Do this: For the material that follows, list every line containing the word "name".

§

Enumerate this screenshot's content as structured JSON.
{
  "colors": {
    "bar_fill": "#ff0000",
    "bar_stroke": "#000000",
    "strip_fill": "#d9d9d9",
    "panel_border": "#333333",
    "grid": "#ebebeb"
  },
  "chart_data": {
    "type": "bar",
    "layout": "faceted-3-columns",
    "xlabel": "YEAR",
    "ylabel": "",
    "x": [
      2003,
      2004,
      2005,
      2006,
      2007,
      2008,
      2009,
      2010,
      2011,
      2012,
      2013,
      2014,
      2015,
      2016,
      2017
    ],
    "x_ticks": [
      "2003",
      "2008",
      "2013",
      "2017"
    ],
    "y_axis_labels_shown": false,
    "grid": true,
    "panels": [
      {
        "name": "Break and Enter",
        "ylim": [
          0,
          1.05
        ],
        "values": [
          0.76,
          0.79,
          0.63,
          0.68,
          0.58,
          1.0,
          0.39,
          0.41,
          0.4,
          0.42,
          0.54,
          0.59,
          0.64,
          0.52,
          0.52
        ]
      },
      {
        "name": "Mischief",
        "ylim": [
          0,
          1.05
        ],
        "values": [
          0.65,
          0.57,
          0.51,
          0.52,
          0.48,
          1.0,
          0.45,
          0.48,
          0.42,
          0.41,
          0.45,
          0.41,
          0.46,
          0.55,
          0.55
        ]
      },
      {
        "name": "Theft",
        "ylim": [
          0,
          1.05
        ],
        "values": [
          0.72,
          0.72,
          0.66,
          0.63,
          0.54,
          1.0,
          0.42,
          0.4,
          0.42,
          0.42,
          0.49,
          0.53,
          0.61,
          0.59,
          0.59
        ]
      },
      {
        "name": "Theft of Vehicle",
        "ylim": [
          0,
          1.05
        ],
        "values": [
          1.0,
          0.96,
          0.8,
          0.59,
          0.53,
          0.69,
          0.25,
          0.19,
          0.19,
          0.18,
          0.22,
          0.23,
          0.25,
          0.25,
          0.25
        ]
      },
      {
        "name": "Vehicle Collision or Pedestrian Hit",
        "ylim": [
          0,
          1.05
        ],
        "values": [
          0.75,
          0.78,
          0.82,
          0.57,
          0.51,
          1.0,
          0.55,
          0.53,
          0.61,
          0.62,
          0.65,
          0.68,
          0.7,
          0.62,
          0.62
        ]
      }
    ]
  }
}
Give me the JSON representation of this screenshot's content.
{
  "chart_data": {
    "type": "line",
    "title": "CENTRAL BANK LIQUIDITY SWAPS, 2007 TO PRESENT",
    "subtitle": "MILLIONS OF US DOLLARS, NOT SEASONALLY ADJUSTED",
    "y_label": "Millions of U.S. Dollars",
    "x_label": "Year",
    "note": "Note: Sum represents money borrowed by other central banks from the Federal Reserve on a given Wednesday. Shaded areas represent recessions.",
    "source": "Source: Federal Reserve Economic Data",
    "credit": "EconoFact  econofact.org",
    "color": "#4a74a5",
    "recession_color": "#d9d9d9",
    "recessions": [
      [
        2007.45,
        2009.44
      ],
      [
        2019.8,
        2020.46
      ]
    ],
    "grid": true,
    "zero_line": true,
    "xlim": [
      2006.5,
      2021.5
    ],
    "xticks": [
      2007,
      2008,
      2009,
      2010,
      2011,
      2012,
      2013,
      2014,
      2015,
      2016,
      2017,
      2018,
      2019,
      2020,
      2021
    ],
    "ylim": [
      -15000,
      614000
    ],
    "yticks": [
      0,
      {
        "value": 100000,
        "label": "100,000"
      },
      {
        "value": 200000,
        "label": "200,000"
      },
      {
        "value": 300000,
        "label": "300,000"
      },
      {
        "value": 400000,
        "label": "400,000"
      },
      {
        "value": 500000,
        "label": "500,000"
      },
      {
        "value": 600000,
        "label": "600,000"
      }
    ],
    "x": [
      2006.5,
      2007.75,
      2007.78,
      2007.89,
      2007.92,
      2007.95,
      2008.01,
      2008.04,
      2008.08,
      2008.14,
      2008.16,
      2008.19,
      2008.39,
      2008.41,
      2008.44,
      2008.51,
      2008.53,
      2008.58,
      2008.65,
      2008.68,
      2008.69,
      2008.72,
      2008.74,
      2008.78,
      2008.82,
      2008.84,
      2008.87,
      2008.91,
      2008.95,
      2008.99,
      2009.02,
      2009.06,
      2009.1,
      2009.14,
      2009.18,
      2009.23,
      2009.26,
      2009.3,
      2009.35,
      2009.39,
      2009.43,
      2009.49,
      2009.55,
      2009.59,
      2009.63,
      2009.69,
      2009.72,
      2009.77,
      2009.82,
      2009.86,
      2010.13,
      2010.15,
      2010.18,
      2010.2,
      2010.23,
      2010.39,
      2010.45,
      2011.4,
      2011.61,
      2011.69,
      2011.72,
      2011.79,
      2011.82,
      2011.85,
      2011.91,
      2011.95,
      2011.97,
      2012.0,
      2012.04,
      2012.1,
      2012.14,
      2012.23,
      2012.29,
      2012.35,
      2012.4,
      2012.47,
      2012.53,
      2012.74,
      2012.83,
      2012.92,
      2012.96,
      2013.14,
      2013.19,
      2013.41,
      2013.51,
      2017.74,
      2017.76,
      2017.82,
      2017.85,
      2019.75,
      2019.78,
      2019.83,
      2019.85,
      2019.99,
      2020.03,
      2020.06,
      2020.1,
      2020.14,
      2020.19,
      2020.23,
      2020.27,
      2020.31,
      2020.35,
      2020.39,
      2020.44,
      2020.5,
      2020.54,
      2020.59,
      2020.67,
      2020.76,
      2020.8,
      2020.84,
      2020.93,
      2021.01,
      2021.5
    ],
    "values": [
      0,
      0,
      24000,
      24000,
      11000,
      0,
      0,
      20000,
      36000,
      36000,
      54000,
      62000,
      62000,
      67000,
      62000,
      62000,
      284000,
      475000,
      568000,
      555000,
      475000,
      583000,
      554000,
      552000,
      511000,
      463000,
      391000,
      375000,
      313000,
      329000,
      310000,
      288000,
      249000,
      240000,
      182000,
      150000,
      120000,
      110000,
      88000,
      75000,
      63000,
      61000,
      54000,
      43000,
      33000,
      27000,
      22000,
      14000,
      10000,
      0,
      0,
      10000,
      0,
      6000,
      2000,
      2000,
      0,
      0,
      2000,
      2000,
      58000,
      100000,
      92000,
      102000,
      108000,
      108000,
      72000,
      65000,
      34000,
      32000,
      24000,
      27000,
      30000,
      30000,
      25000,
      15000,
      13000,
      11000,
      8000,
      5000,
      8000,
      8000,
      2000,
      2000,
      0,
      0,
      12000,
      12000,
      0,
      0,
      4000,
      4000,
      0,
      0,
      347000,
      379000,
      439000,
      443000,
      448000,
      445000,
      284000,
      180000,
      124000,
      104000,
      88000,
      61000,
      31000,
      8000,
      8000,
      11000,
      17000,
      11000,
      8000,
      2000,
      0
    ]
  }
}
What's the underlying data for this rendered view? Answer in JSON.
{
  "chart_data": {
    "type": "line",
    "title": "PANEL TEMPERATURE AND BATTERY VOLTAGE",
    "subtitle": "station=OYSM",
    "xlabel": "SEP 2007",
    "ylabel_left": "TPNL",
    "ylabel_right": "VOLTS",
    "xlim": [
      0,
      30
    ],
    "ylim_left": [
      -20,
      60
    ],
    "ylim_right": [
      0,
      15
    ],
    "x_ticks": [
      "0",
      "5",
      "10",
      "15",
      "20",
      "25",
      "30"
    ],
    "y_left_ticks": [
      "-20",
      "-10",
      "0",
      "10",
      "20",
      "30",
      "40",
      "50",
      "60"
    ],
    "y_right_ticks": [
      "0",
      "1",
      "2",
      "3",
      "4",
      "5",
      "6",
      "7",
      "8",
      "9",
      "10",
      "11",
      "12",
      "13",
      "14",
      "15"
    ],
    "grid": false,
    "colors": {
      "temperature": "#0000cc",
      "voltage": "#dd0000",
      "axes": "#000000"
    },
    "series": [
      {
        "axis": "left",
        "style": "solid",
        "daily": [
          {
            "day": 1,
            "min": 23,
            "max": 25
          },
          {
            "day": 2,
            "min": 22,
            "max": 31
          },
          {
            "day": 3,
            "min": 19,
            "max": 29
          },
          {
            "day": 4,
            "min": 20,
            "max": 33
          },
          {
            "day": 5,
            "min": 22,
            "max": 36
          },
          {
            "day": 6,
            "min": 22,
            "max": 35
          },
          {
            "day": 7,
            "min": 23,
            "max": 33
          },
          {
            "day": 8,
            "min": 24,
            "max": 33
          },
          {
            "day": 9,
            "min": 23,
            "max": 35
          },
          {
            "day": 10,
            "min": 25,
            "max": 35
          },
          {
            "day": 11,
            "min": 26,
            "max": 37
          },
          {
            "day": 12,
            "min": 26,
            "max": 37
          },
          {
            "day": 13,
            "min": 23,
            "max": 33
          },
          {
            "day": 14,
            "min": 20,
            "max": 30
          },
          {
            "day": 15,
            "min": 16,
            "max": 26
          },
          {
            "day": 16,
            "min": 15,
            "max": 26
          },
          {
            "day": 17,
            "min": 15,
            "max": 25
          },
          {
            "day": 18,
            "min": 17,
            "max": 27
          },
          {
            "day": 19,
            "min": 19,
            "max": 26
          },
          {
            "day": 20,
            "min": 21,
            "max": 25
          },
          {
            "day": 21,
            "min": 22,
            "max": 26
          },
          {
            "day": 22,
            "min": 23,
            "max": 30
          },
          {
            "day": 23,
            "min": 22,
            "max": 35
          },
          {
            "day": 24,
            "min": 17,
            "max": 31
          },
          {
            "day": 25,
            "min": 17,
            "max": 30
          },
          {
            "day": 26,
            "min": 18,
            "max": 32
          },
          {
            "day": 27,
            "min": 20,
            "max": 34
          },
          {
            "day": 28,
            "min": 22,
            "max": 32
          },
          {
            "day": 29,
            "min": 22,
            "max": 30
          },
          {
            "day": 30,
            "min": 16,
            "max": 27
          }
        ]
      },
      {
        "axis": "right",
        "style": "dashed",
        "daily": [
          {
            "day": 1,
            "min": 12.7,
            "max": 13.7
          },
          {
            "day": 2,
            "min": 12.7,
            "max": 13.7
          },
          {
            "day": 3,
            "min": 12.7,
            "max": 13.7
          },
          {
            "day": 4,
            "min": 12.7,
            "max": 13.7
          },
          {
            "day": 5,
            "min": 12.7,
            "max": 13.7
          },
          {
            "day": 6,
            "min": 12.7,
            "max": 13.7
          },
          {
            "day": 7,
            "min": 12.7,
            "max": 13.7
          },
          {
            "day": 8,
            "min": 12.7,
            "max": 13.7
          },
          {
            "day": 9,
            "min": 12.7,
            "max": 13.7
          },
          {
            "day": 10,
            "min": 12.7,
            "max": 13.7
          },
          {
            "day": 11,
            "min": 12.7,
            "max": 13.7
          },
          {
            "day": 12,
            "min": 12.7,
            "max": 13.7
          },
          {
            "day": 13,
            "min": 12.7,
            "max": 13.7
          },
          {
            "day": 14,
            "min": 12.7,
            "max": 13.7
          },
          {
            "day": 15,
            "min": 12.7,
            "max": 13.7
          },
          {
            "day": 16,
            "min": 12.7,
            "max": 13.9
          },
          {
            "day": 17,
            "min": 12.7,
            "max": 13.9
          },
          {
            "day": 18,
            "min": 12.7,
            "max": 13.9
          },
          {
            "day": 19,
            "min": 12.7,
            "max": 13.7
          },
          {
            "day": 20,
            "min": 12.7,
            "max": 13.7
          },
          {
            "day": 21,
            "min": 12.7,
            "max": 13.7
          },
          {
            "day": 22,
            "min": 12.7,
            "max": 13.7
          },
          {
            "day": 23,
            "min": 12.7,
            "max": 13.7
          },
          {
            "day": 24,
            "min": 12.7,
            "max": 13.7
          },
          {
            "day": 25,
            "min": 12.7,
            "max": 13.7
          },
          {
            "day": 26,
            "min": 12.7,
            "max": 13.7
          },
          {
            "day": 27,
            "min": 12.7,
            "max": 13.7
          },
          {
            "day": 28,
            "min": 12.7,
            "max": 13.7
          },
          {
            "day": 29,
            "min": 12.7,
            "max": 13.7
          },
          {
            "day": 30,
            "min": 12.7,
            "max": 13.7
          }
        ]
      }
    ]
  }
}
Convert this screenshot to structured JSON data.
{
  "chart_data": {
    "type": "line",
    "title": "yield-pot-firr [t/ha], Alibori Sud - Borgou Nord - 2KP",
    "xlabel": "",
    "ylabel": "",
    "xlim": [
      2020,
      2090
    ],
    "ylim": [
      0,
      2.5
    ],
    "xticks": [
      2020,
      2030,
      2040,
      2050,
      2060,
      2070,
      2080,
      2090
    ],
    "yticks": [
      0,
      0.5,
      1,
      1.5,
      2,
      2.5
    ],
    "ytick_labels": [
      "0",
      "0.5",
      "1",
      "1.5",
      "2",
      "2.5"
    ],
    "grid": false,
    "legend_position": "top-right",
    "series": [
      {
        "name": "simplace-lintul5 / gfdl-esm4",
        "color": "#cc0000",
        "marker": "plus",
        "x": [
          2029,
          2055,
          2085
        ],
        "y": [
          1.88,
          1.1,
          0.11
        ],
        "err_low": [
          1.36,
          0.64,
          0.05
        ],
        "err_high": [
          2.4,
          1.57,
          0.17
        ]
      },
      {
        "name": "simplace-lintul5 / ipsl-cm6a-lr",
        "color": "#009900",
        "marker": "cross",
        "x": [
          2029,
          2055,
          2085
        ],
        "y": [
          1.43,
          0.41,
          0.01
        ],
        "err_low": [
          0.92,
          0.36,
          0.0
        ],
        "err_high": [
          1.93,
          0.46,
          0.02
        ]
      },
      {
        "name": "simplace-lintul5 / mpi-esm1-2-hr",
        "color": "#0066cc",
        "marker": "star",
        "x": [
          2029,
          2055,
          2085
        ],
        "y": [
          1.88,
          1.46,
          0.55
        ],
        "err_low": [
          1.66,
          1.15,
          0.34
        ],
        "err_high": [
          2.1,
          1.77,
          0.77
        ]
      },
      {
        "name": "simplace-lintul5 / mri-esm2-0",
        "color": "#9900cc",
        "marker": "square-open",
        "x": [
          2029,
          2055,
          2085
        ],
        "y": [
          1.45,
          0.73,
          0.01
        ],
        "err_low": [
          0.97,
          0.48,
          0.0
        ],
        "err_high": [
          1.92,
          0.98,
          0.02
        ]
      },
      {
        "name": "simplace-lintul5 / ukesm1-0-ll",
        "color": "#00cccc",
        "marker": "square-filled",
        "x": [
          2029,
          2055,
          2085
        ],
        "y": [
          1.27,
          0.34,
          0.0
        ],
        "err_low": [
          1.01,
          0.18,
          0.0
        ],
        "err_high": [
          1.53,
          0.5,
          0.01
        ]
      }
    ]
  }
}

§

Solution:
        "name": "Break and Enter",
        "name": "Mischief",
        "name": "Theft",
        "name": "Theft of Vehicle",
        "name": "Vehicle Collision or Pedestrian Hit",
        "name": "simplace-lintul5 / gfdl-esm4",
        "name": "simplace-lintul5 / ipsl-cm6a-lr",
        "name": "simplace-lintul5 / mpi-esm1-2-hr",
        "name": "simplace-lintul5 / mri-esm2-0",
        "name": "simplace-lintul5 / ukesm1-0-ll",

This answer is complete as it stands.